WHAT YOU NEED TO DO: Print every entry word for word, but omit the pictures.

DATA RECORDS:
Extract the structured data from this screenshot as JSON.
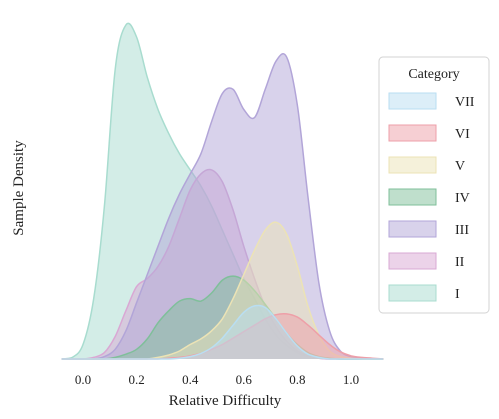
{
  "chart_data": {
    "type": "area",
    "subtype": "kde-density",
    "xlabel": "Relative Difficulty",
    "ylabel": "Sample Density",
    "xlim": [
      -0.08,
      1.14
    ],
    "x_ticks": [
      "0.0",
      "0.2",
      "0.4",
      "0.6",
      "0.8",
      "1.0"
    ],
    "y_ticks_visible": false,
    "grid": false,
    "legend": {
      "title": "Category",
      "placement": "right",
      "entries": [
        "VII",
        "VI",
        "V",
        "IV",
        "III",
        "II",
        "I"
      ]
    },
    "x": [
      -0.08,
      -0.04,
      0.0,
      0.04,
      0.08,
      0.12,
      0.16,
      0.2,
      0.24,
      0.28,
      0.32,
      0.36,
      0.4,
      0.44,
      0.48,
      0.52,
      0.56,
      0.6,
      0.64,
      0.68,
      0.72,
      0.76,
      0.8,
      0.84,
      0.88,
      0.92,
      0.96,
      1.0,
      1.04,
      1.08,
      1.12
    ],
    "series": [
      {
        "name": "I",
        "color": "#a8dccf",
        "values": [
          0.0,
          0.02,
          0.18,
          0.75,
          1.9,
          3.6,
          4.15,
          4.0,
          3.5,
          3.1,
          2.8,
          2.55,
          2.35,
          2.15,
          1.9,
          1.6,
          1.3,
          1.0,
          0.75,
          0.5,
          0.3,
          0.17,
          0.08,
          0.03,
          0.01,
          0.0,
          0.0,
          0.0,
          0.0,
          0.0,
          0.0
        ]
      },
      {
        "name": "II",
        "color": "#d9a8d4",
        "values": [
          0.0,
          0.0,
          0.0,
          0.02,
          0.08,
          0.28,
          0.6,
          0.9,
          1.0,
          1.15,
          1.4,
          1.75,
          2.1,
          2.3,
          2.35,
          2.2,
          1.85,
          1.4,
          1.0,
          0.65,
          0.4,
          0.22,
          0.1,
          0.04,
          0.01,
          0.0,
          0.0,
          0.0,
          0.0,
          0.0,
          0.0
        ]
      },
      {
        "name": "III",
        "color": "#b2a5d8",
        "values": [
          0.0,
          0.0,
          0.0,
          0.0,
          0.03,
          0.12,
          0.35,
          0.7,
          1.05,
          1.4,
          1.75,
          2.05,
          2.3,
          2.55,
          2.95,
          3.3,
          3.35,
          3.1,
          3.0,
          3.35,
          3.7,
          3.75,
          3.15,
          2.0,
          0.95,
          0.35,
          0.1,
          0.03,
          0.01,
          0.0,
          0.0
        ]
      },
      {
        "name": "IV",
        "color": "#7fbf9a",
        "values": [
          0.0,
          0.0,
          0.0,
          0.0,
          0.0,
          0.02,
          0.06,
          0.12,
          0.25,
          0.45,
          0.6,
          0.72,
          0.75,
          0.72,
          0.82,
          0.98,
          1.03,
          0.98,
          0.85,
          0.68,
          0.5,
          0.32,
          0.18,
          0.08,
          0.03,
          0.01,
          0.0,
          0.0,
          0.0,
          0.0,
          0.0
        ]
      },
      {
        "name": "V",
        "color": "#ece3b5",
        "values": [
          0.0,
          0.0,
          0.0,
          0.0,
          0.0,
          0.0,
          0.0,
          0.0,
          0.0,
          0.02,
          0.05,
          0.1,
          0.18,
          0.25,
          0.35,
          0.5,
          0.75,
          1.05,
          1.35,
          1.6,
          1.7,
          1.55,
          1.15,
          0.65,
          0.3,
          0.1,
          0.03,
          0.01,
          0.0,
          0.0,
          0.0
        ]
      },
      {
        "name": "VI",
        "color": "#ee9fa8",
        "values": [
          0.0,
          0.0,
          0.0,
          0.0,
          0.0,
          0.0,
          0.0,
          0.0,
          0.0,
          0.0,
          0.01,
          0.02,
          0.04,
          0.07,
          0.12,
          0.18,
          0.26,
          0.34,
          0.42,
          0.5,
          0.55,
          0.56,
          0.52,
          0.42,
          0.3,
          0.18,
          0.09,
          0.04,
          0.02,
          0.01,
          0.0
        ]
      },
      {
        "name": "VII",
        "color": "#b9def2",
        "values": [
          0.0,
          0.0,
          0.0,
          0.0,
          0.0,
          0.0,
          0.0,
          0.0,
          0.0,
          0.0,
          0.0,
          0.01,
          0.03,
          0.07,
          0.14,
          0.26,
          0.42,
          0.58,
          0.66,
          0.64,
          0.5,
          0.32,
          0.16,
          0.06,
          0.02,
          0.0,
          0.0,
          0.0,
          0.0,
          0.0,
          0.0
        ]
      }
    ]
  }
}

ANSWER FOR THIS EXERCISE:
Extract the structured data from this screenshot as JSON.
{
  "chart_data": {
    "type": "area",
    "subtype": "kde-density",
    "xlabel": "Relative Difficulty",
    "ylabel": "Sample Density",
    "xlim": [
      -0.08,
      1.14
    ],
    "x_ticks": [
      "0.0",
      "0.2",
      "0.4",
      "0.6",
      "0.8",
      "1.0"
    ],
    "y_ticks_visible": false,
    "grid": false,
    "legend": {
      "title": "Category",
      "placement": "right",
      "entries": [
        "VII",
        "VI",
        "V",
        "IV",
        "III",
        "II",
        "I"
      ]
    },
    "x": [
      -0.08,
      -0.04,
      0.0,
      0.04,
      0.08,
      0.12,
      0.16,
      0.2,
      0.24,
      0.28,
      0.32,
      0.36,
      0.4,
      0.44,
      0.48,
      0.52,
      0.56,
      0.6,
      0.64,
      0.68,
      0.72,
      0.76,
      0.8,
      0.84,
      0.88,
      0.92,
      0.96,
      1.0,
      1.04,
      1.08,
      1.12
    ],
    "series": [
      {
        "name": "I",
        "color": "#a8dccf",
        "values": [
          0.0,
          0.02,
          0.18,
          0.75,
          1.9,
          3.6,
          4.15,
          4.0,
          3.5,
          3.1,
          2.8,
          2.55,
          2.35,
          2.15,
          1.9,
          1.6,
          1.3,
          1.0,
          0.75,
          0.5,
          0.3,
          0.17,
          0.08,
          0.03,
          0.01,
          0.0,
          0.0,
          0.0,
          0.0,
          0.0,
          0.0
        ]
      },
      {
        "name": "II",
        "color": "#d9a8d4",
        "values": [
          0.0,
          0.0,
          0.0,
          0.02,
          0.08,
          0.28,
          0.6,
          0.9,
          1.0,
          1.15,
          1.4,
          1.75,
          2.1,
          2.3,
          2.35,
          2.2,
          1.85,
          1.4,
          1.0,
          0.65,
          0.4,
          0.22,
          0.1,
          0.04,
          0.01,
          0.0,
          0.0,
          0.0,
          0.0,
          0.0,
          0.0
        ]
      },
      {
        "name": "III",
        "color": "#b2a5d8",
        "values": [
          0.0,
          0.0,
          0.0,
          0.0,
          0.03,
          0.12,
          0.35,
          0.7,
          1.05,
          1.4,
          1.75,
          2.05,
          2.3,
          2.55,
          2.95,
          3.3,
          3.35,
          3.1,
          3.0,
          3.35,
          3.7,
          3.75,
          3.15,
          2.0,
          0.95,
          0.35,
          0.1,
          0.03,
          0.01,
          0.0,
          0.0
        ]
      },
      {
        "name": "IV",
        "color": "#7fbf9a",
        "values": [
          0.0,
          0.0,
          0.0,
          0.0,
          0.0,
          0.02,
          0.06,
          0.12,
          0.25,
          0.45,
          0.6,
          0.72,
          0.75,
          0.72,
          0.82,
          0.98,
          1.03,
          0.98,
          0.85,
          0.68,
          0.5,
          0.32,
          0.18,
          0.08,
          0.03,
          0.01,
          0.0,
          0.0,
          0.0,
          0.0,
          0.0
        ]
      },
      {
        "name": "V",
        "color": "#ece3b5",
        "values": [
          0.0,
          0.0,
          0.0,
          0.0,
          0.0,
          0.0,
          0.0,
          0.0,
          0.0,
          0.02,
          0.05,
          0.1,
          0.18,
          0.25,
          0.35,
          0.5,
          0.75,
          1.05,
          1.35,
          1.6,
          1.7,
          1.55,
          1.15,
          0.65,
          0.3,
          0.1,
          0.03,
          0.01,
          0.0,
          0.0,
          0.0
        ]
      },
      {
        "name": "VI",
        "color": "#ee9fa8",
        "values": [
          0.0,
          0.0,
          0.0,
          0.0,
          0.0,
          0.0,
          0.0,
          0.0,
          0.0,
          0.0,
          0.01,
          0.02,
          0.04,
          0.07,
          0.12,
          0.18,
          0.26,
          0.34,
          0.42,
          0.5,
          0.55,
          0.56,
          0.52,
          0.42,
          0.3,
          0.18,
          0.09,
          0.04,
          0.02,
          0.01,
          0.0
        ]
      },
      {
        "name": "VII",
        "color": "#b9def2",
        "values": [
          0.0,
          0.0,
          0.0,
          0.0,
          0.0,
          0.0,
          0.0,
          0.0,
          0.0,
          0.0,
          0.0,
          0.01,
          0.03,
          0.07,
          0.14,
          0.26,
          0.42,
          0.58,
          0.66,
          0.64,
          0.5,
          0.32,
          0.16,
          0.06,
          0.02,
          0.0,
          0.0,
          0.0,
          0.0,
          0.0,
          0.0
        ]
      }
    ]
  }
}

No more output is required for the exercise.